**Task details**: Copy out the lines below word for word.

**Exercise data**:
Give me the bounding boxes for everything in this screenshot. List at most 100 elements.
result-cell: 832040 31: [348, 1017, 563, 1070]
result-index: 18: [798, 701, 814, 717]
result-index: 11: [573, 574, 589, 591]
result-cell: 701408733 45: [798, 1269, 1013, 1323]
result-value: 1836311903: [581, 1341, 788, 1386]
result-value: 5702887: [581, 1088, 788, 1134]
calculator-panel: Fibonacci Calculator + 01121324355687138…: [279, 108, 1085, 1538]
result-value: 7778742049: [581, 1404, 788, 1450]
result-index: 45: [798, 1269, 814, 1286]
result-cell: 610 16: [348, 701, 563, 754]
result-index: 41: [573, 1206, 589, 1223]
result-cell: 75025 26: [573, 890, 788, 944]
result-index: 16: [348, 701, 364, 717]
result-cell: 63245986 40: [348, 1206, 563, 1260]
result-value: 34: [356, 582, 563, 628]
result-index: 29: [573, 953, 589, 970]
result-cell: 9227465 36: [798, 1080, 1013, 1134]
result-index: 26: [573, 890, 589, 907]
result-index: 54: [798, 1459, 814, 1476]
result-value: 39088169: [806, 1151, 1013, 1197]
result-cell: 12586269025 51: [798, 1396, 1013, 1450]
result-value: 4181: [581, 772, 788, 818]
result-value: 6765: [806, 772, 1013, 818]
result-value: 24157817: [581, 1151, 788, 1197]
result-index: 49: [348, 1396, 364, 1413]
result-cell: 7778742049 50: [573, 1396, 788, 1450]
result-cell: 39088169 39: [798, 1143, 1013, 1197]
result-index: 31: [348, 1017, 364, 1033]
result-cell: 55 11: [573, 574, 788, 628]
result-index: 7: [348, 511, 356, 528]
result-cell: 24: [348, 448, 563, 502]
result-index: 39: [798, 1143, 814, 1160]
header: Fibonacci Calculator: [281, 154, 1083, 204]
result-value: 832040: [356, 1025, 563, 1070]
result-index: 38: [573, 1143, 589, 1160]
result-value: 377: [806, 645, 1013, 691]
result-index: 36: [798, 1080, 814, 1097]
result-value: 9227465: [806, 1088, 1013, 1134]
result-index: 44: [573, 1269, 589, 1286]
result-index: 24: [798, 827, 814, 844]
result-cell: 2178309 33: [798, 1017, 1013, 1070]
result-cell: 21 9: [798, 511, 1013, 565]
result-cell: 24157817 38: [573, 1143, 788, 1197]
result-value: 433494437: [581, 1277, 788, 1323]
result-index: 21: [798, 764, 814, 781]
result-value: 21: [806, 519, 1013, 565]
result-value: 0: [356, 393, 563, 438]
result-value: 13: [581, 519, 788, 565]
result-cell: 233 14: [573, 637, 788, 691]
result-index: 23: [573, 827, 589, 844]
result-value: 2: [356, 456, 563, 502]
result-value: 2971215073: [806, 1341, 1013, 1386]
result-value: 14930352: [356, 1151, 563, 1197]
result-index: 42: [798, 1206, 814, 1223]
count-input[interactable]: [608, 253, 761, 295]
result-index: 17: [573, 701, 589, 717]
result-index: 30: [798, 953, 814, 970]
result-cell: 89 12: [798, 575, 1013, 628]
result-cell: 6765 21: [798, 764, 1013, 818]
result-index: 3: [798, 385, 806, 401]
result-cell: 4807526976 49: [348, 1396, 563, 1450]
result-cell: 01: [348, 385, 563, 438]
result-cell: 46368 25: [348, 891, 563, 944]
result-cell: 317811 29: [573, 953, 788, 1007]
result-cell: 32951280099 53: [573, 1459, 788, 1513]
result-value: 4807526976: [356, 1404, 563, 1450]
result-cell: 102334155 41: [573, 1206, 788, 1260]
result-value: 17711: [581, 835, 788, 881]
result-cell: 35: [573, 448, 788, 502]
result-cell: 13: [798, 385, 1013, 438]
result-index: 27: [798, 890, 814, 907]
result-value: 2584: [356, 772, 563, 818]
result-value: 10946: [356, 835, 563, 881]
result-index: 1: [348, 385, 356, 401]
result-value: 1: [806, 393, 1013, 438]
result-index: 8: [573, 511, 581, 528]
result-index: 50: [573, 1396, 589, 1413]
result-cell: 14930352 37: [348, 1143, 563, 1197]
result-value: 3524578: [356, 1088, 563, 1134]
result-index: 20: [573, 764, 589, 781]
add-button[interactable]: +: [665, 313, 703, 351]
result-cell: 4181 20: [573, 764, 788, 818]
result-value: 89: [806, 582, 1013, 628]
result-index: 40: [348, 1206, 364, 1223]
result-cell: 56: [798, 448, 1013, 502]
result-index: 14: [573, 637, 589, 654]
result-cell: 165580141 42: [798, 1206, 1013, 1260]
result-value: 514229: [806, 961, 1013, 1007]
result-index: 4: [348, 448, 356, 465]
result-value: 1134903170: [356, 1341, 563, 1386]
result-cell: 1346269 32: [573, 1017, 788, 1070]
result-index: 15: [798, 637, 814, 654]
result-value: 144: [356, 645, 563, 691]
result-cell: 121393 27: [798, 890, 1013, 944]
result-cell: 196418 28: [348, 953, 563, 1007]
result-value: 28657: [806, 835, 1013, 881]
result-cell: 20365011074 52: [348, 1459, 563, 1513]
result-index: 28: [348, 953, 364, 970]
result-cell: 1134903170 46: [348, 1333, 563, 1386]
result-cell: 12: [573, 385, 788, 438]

**Solution to this problem**:
Give me the bounding boxes for everything in this screenshot. List at most 100 elements.
result-cell: 832040 31: [348, 1017, 563, 1070]
result-index: 18: [798, 701, 814, 717]
result-index: 11: [573, 574, 589, 591]
result-cell: 701408733 45: [798, 1269, 1013, 1323]
result-value: 1836311903: [581, 1341, 788, 1386]
result-value: 5702887: [581, 1088, 788, 1134]
calculator-panel: Fibonacci Calculator + 01121324355687138…: [279, 108, 1085, 1538]
result-value: 7778742049: [581, 1404, 788, 1450]
result-index: 45: [798, 1269, 814, 1286]
result-cell: 610 16: [348, 701, 563, 754]
result-index: 41: [573, 1206, 589, 1223]
result-cell: 75025 26: [573, 890, 788, 944]
result-index: 16: [348, 701, 364, 717]
result-cell: 63245986 40: [348, 1206, 563, 1260]
result-value: 34: [356, 582, 563, 628]
result-index: 29: [573, 953, 589, 970]
result-cell: 9227465 36: [798, 1080, 1013, 1134]
result-index: 26: [573, 890, 589, 907]
result-index: 54: [798, 1459, 814, 1476]
result-value: 39088169: [806, 1151, 1013, 1197]
result-cell: 12586269025 51: [798, 1396, 1013, 1450]
result-value: 4181: [581, 772, 788, 818]
result-value: 6765: [806, 772, 1013, 818]
result-value: 24157817: [581, 1151, 788, 1197]
result-index: 49: [348, 1396, 364, 1413]
result-cell: 7778742049 50: [573, 1396, 788, 1450]
result-cell: 39088169 39: [798, 1143, 1013, 1197]
result-index: 31: [348, 1017, 364, 1033]
result-cell: 55 11: [573, 574, 788, 628]
result-index: 7: [348, 511, 356, 528]
result-cell: 24: [348, 448, 563, 502]
result-index: 39: [798, 1143, 814, 1160]
header: Fibonacci Calculator: [281, 154, 1083, 204]
result-value: 832040: [356, 1025, 563, 1070]
result-index: 38: [573, 1143, 589, 1160]
result-value: 377: [806, 645, 1013, 691]
result-index: 36: [798, 1080, 814, 1097]
result-value: 9227465: [806, 1088, 1013, 1134]
result-index: 44: [573, 1269, 589, 1286]
result-index: 24: [798, 827, 814, 844]
result-cell: 2178309 33: [798, 1017, 1013, 1070]
result-cell: 21 9: [798, 511, 1013, 565]
result-cell: 24157817 38: [573, 1143, 788, 1197]
result-value: 433494437: [581, 1277, 788, 1323]
result-index: 21: [798, 764, 814, 781]
result-value: 21: [806, 519, 1013, 565]
result-value: 0: [356, 393, 563, 438]
result-value: 13: [581, 519, 788, 565]
result-cell: 233 14: [573, 637, 788, 691]
result-index: 23: [573, 827, 589, 844]
result-value: 2: [356, 456, 563, 502]
result-value: 2971215073: [806, 1341, 1013, 1386]
result-value: 14930352: [356, 1151, 563, 1197]
result-index: 42: [798, 1206, 814, 1223]
count-input[interactable]: [608, 253, 761, 295]
result-index: 17: [573, 701, 589, 717]
result-index: 30: [798, 953, 814, 970]
result-cell: 89 12: [798, 575, 1013, 628]
result-cell: 6765 21: [798, 764, 1013, 818]
result-index: 3: [798, 385, 806, 401]
result-cell: 4807526976 49: [348, 1396, 563, 1450]
result-cell: 01: [348, 385, 563, 438]
result-cell: 46368 25: [348, 891, 563, 944]
result-cell: 317811 29: [573, 953, 788, 1007]
result-cell: 32951280099 53: [573, 1459, 788, 1513]
result-value: 4807526976: [356, 1404, 563, 1450]
result-cell: 102334155 41: [573, 1206, 788, 1260]
result-value: 17711: [581, 835, 788, 881]
result-cell: 35: [573, 448, 788, 502]
result-cell: 13: [798, 385, 1013, 438]
result-index: 27: [798, 890, 814, 907]
result-value: 2584: [356, 772, 563, 818]
result-value: 10946: [356, 835, 563, 881]
result-index: 1: [348, 385, 356, 401]
result-value: 1: [806, 393, 1013, 438]
result-index: 8: [573, 511, 581, 528]
result-index: 50: [573, 1396, 589, 1413]
result-cell: 14930352 37: [348, 1143, 563, 1197]
result-value: 3524578: [356, 1088, 563, 1134]
result-index: 20: [573, 764, 589, 781]
add-button[interactable]: +: [665, 313, 703, 351]
result-cell: 4181 20: [573, 764, 788, 818]
result-value: 89: [806, 582, 1013, 628]
result-index: 40: [348, 1206, 364, 1223]
result-cell: 56: [798, 448, 1013, 502]
result-index: 14: [573, 637, 589, 654]
result-cell: 165580141 42: [798, 1206, 1013, 1260]
result-value: 514229: [806, 961, 1013, 1007]
result-index: 4: [348, 448, 356, 465]
result-value: 1134903170: [356, 1341, 563, 1386]
result-cell: 1346269 32: [573, 1017, 788, 1070]
result-index: 15: [798, 637, 814, 654]
result-value: 144: [356, 645, 563, 691]
result-cell: 121393 27: [798, 890, 1013, 944]
result-cell: 196418 28: [348, 953, 563, 1007]
result-value: 28657: [806, 835, 1013, 881]
result-cell: 20365011074 52: [348, 1459, 563, 1513]
result-index: 28: [348, 953, 364, 970]
result-cell: 1134903170 46: [348, 1333, 563, 1386]
result-cell: 12: [573, 385, 788, 438]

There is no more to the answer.